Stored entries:
::::

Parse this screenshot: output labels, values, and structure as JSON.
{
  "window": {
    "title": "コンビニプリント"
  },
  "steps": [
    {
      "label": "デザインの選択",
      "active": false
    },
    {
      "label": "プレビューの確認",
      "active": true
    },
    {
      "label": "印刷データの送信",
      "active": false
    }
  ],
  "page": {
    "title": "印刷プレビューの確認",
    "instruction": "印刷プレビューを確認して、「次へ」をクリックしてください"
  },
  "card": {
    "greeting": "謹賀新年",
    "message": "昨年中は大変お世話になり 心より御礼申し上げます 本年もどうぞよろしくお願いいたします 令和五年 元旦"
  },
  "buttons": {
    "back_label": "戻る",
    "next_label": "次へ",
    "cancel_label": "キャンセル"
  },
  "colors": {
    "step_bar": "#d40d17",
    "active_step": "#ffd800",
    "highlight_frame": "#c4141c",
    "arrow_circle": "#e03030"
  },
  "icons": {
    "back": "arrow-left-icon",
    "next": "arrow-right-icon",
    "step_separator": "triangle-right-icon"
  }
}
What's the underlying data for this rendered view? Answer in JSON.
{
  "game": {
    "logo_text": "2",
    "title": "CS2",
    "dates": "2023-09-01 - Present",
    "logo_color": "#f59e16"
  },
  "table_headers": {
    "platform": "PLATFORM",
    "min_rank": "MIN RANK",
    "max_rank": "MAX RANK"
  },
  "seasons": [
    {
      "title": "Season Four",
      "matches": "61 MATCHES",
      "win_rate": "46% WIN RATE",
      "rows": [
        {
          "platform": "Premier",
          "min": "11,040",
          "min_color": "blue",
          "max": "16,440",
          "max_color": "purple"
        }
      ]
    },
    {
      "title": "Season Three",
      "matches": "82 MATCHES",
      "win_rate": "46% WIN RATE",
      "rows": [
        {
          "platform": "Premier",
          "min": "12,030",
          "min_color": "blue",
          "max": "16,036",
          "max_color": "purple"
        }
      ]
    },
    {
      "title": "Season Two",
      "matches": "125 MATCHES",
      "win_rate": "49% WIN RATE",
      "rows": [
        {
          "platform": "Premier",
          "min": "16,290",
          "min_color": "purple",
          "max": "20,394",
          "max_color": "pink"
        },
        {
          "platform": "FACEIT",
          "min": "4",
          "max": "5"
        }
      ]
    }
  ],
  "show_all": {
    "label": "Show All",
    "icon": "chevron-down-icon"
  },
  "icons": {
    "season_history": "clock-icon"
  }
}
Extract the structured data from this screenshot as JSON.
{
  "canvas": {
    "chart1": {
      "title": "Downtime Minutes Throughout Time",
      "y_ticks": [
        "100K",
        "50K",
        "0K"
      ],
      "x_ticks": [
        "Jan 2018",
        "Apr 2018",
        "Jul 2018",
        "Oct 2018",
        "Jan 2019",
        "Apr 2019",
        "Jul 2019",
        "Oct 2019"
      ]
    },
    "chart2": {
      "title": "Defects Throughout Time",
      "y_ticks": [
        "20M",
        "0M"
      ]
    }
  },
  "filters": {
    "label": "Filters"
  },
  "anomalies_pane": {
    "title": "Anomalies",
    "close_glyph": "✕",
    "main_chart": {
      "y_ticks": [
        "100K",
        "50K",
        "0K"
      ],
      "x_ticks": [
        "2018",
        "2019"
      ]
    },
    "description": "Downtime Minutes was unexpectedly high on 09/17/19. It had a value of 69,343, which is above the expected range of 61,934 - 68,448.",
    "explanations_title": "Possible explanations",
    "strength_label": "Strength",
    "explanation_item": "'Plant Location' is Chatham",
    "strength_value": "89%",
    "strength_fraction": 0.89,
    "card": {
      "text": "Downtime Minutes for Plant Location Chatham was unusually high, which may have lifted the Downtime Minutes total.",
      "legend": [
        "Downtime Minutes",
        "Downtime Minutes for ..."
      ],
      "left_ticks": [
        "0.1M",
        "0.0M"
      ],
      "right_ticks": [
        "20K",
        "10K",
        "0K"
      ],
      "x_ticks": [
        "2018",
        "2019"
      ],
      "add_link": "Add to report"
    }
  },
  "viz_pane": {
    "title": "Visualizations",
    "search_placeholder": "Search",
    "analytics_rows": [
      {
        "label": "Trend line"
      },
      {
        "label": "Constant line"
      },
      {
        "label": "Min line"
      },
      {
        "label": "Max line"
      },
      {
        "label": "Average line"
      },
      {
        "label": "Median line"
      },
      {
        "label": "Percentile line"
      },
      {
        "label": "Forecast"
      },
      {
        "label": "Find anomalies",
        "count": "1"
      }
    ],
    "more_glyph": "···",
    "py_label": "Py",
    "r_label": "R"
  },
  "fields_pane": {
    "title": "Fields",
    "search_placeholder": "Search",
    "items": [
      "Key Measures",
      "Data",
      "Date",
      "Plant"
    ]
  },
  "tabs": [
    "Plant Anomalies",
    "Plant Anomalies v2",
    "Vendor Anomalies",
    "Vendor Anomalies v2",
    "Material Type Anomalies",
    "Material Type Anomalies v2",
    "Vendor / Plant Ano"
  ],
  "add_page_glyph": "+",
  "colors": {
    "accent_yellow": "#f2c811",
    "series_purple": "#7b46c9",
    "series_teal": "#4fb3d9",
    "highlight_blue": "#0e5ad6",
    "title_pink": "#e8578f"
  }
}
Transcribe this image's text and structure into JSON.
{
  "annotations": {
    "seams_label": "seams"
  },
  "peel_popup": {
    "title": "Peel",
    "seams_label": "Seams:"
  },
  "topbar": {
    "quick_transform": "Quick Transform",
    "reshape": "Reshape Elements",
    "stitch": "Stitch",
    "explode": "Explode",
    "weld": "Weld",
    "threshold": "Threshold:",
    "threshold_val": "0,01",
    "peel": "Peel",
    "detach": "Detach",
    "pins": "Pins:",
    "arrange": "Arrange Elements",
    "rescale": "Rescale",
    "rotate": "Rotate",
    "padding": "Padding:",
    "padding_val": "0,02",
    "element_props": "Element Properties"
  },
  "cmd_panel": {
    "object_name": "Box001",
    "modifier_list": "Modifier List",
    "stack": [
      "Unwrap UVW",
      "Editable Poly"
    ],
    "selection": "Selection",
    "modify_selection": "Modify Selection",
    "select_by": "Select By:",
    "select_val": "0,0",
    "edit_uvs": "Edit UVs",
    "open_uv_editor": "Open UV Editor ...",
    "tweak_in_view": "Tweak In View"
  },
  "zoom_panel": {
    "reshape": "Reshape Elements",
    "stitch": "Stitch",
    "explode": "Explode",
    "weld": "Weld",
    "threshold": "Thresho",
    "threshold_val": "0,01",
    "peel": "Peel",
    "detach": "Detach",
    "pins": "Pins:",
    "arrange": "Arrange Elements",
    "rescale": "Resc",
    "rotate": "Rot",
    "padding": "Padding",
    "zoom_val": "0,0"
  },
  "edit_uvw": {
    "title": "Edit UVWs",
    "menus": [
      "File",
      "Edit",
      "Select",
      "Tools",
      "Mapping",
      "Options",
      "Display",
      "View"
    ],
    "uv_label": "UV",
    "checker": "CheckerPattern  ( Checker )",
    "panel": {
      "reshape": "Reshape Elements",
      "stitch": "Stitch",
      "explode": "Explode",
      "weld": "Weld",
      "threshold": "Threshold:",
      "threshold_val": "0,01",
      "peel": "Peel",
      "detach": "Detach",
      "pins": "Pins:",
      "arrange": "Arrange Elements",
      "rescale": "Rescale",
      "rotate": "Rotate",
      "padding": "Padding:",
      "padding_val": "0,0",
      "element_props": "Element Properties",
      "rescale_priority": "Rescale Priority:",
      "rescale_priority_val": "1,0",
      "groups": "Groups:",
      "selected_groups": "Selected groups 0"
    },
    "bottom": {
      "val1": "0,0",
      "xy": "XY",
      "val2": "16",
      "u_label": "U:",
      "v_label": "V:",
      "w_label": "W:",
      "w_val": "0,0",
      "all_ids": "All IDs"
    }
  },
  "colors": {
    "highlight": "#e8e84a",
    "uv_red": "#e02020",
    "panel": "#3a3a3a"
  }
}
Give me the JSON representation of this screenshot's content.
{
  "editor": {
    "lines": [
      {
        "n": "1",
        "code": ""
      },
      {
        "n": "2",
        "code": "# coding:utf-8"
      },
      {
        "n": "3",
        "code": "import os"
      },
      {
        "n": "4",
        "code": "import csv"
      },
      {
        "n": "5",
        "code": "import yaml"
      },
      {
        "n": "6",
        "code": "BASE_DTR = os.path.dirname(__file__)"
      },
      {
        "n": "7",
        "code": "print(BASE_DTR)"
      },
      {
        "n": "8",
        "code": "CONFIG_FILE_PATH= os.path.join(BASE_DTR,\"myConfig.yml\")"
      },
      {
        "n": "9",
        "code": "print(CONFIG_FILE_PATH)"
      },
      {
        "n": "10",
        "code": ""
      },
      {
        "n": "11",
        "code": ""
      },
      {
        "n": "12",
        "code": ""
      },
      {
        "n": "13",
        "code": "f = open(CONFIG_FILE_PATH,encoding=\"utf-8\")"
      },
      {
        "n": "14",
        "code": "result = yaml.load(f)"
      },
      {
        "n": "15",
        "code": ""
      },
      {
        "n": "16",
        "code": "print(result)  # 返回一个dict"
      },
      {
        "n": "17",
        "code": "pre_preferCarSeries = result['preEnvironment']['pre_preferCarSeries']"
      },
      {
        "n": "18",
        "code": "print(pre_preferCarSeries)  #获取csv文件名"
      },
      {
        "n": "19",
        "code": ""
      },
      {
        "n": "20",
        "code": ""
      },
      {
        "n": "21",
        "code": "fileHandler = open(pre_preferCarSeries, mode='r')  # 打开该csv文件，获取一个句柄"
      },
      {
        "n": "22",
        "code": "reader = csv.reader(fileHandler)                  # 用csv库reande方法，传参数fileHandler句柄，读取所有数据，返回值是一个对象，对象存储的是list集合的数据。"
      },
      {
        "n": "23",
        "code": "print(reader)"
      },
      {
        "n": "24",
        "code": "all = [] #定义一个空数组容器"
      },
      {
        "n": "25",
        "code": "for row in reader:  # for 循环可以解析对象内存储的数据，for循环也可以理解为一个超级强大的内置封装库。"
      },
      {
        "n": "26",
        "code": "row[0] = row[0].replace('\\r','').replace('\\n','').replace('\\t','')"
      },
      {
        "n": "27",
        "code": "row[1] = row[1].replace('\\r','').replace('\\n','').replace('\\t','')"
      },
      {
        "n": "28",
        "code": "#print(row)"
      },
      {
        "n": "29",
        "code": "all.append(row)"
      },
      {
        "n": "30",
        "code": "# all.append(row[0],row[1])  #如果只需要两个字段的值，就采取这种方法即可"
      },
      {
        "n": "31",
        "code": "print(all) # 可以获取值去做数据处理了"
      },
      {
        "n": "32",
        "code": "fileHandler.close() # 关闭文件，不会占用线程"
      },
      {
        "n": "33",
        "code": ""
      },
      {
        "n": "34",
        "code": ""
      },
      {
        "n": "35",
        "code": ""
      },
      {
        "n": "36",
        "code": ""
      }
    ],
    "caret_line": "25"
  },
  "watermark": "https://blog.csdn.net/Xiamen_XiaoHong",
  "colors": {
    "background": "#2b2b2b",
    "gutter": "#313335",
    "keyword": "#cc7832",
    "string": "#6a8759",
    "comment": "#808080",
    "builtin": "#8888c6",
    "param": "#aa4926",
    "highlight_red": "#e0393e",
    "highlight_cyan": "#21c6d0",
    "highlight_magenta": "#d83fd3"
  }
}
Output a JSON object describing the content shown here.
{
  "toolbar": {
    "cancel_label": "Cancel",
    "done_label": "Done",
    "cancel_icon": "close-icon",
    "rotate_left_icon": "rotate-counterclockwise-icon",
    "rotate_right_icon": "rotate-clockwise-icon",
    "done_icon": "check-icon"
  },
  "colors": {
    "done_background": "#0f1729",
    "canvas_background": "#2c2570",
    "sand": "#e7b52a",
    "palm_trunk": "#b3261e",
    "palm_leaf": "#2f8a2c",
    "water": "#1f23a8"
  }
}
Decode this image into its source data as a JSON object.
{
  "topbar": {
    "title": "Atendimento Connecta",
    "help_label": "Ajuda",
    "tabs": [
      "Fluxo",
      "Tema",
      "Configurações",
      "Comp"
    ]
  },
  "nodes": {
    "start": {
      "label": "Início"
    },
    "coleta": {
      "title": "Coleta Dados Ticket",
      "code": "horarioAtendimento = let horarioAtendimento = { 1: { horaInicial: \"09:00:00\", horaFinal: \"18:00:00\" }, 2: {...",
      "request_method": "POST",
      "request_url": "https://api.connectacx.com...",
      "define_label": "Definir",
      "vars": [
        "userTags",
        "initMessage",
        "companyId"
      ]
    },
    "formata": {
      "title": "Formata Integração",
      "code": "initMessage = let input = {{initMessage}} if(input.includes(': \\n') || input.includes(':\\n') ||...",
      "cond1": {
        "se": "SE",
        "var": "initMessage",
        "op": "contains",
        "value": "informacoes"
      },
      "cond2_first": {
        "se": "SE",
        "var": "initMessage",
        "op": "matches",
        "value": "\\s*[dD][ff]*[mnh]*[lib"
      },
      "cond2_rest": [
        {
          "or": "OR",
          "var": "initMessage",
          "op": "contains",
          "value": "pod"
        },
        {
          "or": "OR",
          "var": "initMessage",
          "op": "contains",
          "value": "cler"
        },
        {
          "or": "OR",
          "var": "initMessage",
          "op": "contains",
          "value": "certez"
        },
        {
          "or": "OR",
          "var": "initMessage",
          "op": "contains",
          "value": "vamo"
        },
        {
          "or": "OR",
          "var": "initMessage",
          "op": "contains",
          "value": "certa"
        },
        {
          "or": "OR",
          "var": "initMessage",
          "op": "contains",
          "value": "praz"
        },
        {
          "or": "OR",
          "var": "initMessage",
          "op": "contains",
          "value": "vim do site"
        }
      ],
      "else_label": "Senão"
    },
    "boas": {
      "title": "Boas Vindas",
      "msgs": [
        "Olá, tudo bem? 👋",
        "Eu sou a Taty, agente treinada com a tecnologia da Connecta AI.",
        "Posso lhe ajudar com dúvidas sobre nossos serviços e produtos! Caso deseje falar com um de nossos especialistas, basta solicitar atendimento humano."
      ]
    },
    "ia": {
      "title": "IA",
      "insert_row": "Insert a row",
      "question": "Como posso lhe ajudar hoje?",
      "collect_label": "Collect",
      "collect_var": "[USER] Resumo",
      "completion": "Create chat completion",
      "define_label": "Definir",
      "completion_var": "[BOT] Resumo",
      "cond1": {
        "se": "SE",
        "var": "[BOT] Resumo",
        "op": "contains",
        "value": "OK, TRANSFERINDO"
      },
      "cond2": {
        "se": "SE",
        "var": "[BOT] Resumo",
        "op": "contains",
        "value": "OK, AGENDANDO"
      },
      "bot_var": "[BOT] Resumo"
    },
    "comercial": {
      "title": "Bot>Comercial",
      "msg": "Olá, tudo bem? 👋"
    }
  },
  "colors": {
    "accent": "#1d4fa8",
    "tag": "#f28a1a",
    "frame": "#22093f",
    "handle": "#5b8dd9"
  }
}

::::

TASK INSTRUCTIONS:
Gather each line of the listing containing the word "yaml" and show it.

RESPONSE TO THIS EXERCISE:
        "code": "import yaml"
        "code": "result = yaml.load(f)"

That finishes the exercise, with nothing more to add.